## Problem
In the following material, identify every line holding the string "hero" and return it.

[Extracted records]

- - -

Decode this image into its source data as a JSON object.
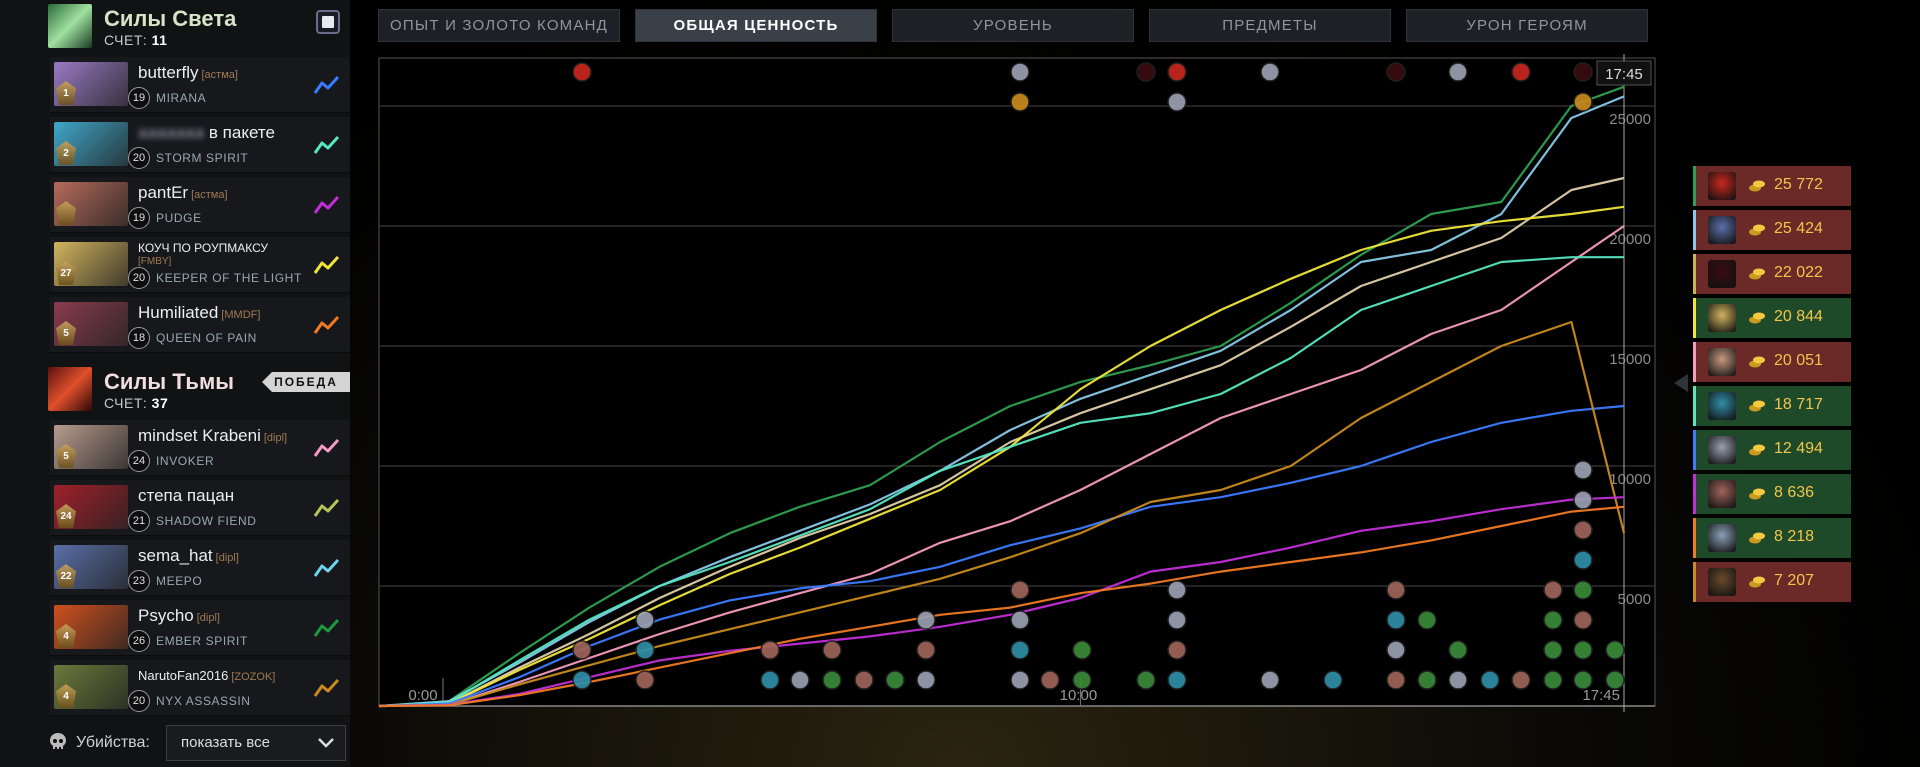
{
  "radiant": {
    "name": "Силы Света",
    "score_label": "СЧЕТ:",
    "score": "11",
    "players": [
      {
        "name": "butterfly",
        "tag": "[астма]",
        "level": "19",
        "hero": "MIRANA",
        "rank": "1",
        "color": "#3b7bff",
        "portrait": "#9a7bc4"
      },
      {
        "name": "в пакете",
        "blur": "ааааааа",
        "tag": "",
        "level": "20",
        "hero": "STORM SPIRIT",
        "rank": "2",
        "color": "#55e8c0",
        "portrait": "#3fa7c9"
      },
      {
        "name": "pantEr",
        "tag": "[астма]",
        "level": "19",
        "hero": "PUDGE",
        "rank": "",
        "color": "#c22ed8",
        "portrait": "#b56a5a"
      },
      {
        "name": "КОУЧ ПО РОУПМАКСУ",
        "tag2": "[FMBY]",
        "level": "20",
        "hero": "KEEPER OF THE LIGHT",
        "rank": "27",
        "color": "#f0e63a",
        "portrait": "#d2b45e",
        "small": true
      },
      {
        "name": "Humiliated",
        "tag": "[MMDF]",
        "level": "18",
        "hero": "QUEEN OF PAIN",
        "rank": "5",
        "color": "#f07a22",
        "portrait": "#8a3b4e"
      }
    ]
  },
  "dire": {
    "name": "Силы Тьмы",
    "score_label": "СЧЕТ:",
    "score": "37",
    "win_label": "ПОБЕДА",
    "players": [
      {
        "name": "mindset Krabeni",
        "tag": "[dipl]",
        "level": "24",
        "hero": "INVOKER",
        "rank": "5",
        "color": "#f59bc0",
        "portrait": "#b89b8e"
      },
      {
        "name": "степа пацан",
        "tag": "",
        "level": "21",
        "hero": "SHADOW FIEND",
        "rank": "24",
        "color": "#b8c25a",
        "portrait": "#a0202a"
      },
      {
        "name": "sema_hat",
        "tag": "[dipl]",
        "level": "23",
        "hero": "MEEPO",
        "rank": "22",
        "color": "#6fd0f0",
        "portrait": "#5a6fa8"
      },
      {
        "name": "Psycho",
        "tag": "[dipl]",
        "level": "26",
        "hero": "EMBER SPIRIT",
        "rank": "4",
        "color": "#1e9a3e",
        "portrait": "#d0501e"
      },
      {
        "name": "NarutoFan2016",
        "tag": "[ZOZOK]",
        "level": "20",
        "hero": "NYX ASSASSIN",
        "rank": "4",
        "color": "#c98a1e",
        "portrait": "#6a7a3a",
        "smallname": true
      }
    ]
  },
  "tabs": [
    {
      "label": "ОПЫТ И ЗОЛОТО КОМАНД",
      "active": false
    },
    {
      "label": "ОБЩАЯ ЦЕННОСТЬ",
      "active": true
    },
    {
      "label": "УРОВЕНЬ",
      "active": false
    },
    {
      "label": "ПРЕДМЕТЫ",
      "active": false
    },
    {
      "label": "УРОН ГЕРОЯМ",
      "active": false
    }
  ],
  "kills_filter": {
    "label": "Убийства:",
    "value": "показать все"
  },
  "leaderboard": [
    {
      "value": "25 772",
      "bg": "#6b2a28",
      "border": "#2ea050",
      "face": "#c8281e",
      "icon": "red-demon-icon"
    },
    {
      "value": "25 424",
      "bg": "#6b2a28",
      "border": "#88c8e8",
      "face": "#5a6fa8",
      "icon": "meepo-icon"
    },
    {
      "value": "22 022",
      "bg": "#6b2a28",
      "border": "#c9b54a",
      "face": "#3a0c10",
      "icon": "shadow-fiend-icon"
    },
    {
      "value": "20 844",
      "bg": "#1f4a2a",
      "border": "#f0e63a",
      "face": "#d2b45e",
      "icon": "keeper-icon"
    },
    {
      "value": "20 051",
      "bg": "#6b2a28",
      "border": "#f59bc0",
      "face": "#c7987e",
      "icon": "invoker-icon"
    },
    {
      "value": "18 717",
      "bg": "#1f4a2a",
      "border": "#55e8c0",
      "face": "#2f8fa8",
      "icon": "storm-spirit-icon"
    },
    {
      "value": "12 494",
      "bg": "#1f4a2a",
      "border": "#3b7bff",
      "face": "#9aa0b0",
      "icon": "mirana-icon"
    },
    {
      "value": "8 636",
      "bg": "#1f4a2a",
      "border": "#c22ed8",
      "face": "#a0645a",
      "icon": "pudge-icon"
    },
    {
      "value": "8 218",
      "bg": "#1f4a2a",
      "border": "#f07a22",
      "face": "#8aa0b8",
      "icon": "queen-of-pain-icon"
    },
    {
      "value": "7 207",
      "bg": "#6b2a28",
      "border": "#c98a1e",
      "face": "#6a4a2a",
      "icon": "nyx-icon"
    }
  ],
  "chart_data": {
    "type": "line",
    "x_unit": "minutes",
    "x_labels": [
      "0:00",
      "10:00",
      "17:45"
    ],
    "current_time_label": "17:45",
    "xlim": [
      0,
      17.75
    ],
    "ylim": [
      0,
      27000
    ],
    "y_ticks": [
      5000,
      10000,
      15000,
      20000,
      25000
    ],
    "y_tick_labels": [
      "5000",
      "10000",
      "15000",
      "20000",
      "25000"
    ],
    "grid": true,
    "x": [
      0,
      1,
      2,
      3,
      4,
      5,
      6,
      7,
      8,
      9,
      10,
      11,
      12,
      13,
      14,
      15,
      16,
      17,
      17.75
    ],
    "series": [
      {
        "color": "#2ea050",
        "values": [
          0,
          200,
          2200,
          4100,
          5800,
          7200,
          8300,
          9200,
          11000,
          12500,
          13500,
          14200,
          15000,
          16800,
          18800,
          20500,
          21000,
          25000,
          25800
        ]
      },
      {
        "color": "#88c8e8",
        "values": [
          0,
          200,
          1800,
          3500,
          5000,
          6200,
          7300,
          8400,
          9800,
          11500,
          12800,
          13800,
          14800,
          16500,
          18500,
          19000,
          20500,
          24500,
          25400
        ]
      },
      {
        "color": "#e0d0a8",
        "values": [
          0,
          100,
          1600,
          3000,
          4500,
          5800,
          7000,
          8000,
          9200,
          11000,
          12200,
          13200,
          14200,
          15800,
          17500,
          18500,
          19500,
          21500,
          22000
        ]
      },
      {
        "color": "#f0e63a",
        "values": [
          0,
          100,
          1500,
          2800,
          4200,
          5500,
          6600,
          7800,
          9000,
          10800,
          13200,
          15000,
          16500,
          17800,
          19000,
          19800,
          20200,
          20500,
          20800
        ]
      },
      {
        "color": "#f59bc0",
        "values": [
          0,
          50,
          1000,
          2000,
          3000,
          3900,
          4700,
          5500,
          6800,
          7700,
          9000,
          10500,
          12000,
          13000,
          14000,
          15500,
          16500,
          18500,
          20000
        ]
      },
      {
        "color": "#55e8c0",
        "values": [
          0,
          150,
          1900,
          3600,
          5000,
          6000,
          7100,
          8200,
          9800,
          10800,
          11800,
          12200,
          13000,
          14500,
          16500,
          17500,
          18500,
          18700,
          18700
        ]
      },
      {
        "color": "#3b7bff",
        "values": [
          0,
          100,
          1200,
          2500,
          3600,
          4400,
          4900,
          5200,
          5800,
          6700,
          7400,
          8300,
          8700,
          9300,
          10000,
          11000,
          11800,
          12300,
          12500
        ]
      },
      {
        "color": "#c98a1e",
        "values": [
          0,
          50,
          900,
          1700,
          2500,
          3200,
          3900,
          4600,
          5300,
          6200,
          7200,
          8500,
          9000,
          10000,
          12000,
          13500,
          15000,
          16000,
          7200
        ]
      },
      {
        "color": "#c22ed8",
        "values": [
          0,
          50,
          500,
          1200,
          1900,
          2300,
          2600,
          2900,
          3300,
          3800,
          4500,
          5600,
          6000,
          6600,
          7300,
          7700,
          8200,
          8600,
          8700
        ]
      },
      {
        "color": "#f07a22",
        "values": [
          0,
          30,
          450,
          1000,
          1600,
          2200,
          2800,
          3300,
          3800,
          4100,
          4700,
          5100,
          5600,
          6000,
          6400,
          6900,
          7500,
          8100,
          8300
        ]
      }
    ]
  }
}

- - -

## Response to the task
        "hero": "MIRANA",
        "hero": "STORM SPIRIT",
        "hero": "PUDGE",
        "hero": "KEEPER OF THE LIGHT",
        "hero": "QUEEN OF PAIN",
        "hero": "INVOKER",
        "hero": "SHADOW FIEND",
        "hero": "MEEPO",
        "hero": "EMBER SPIRIT",
        "hero": "NYX ASSASSIN",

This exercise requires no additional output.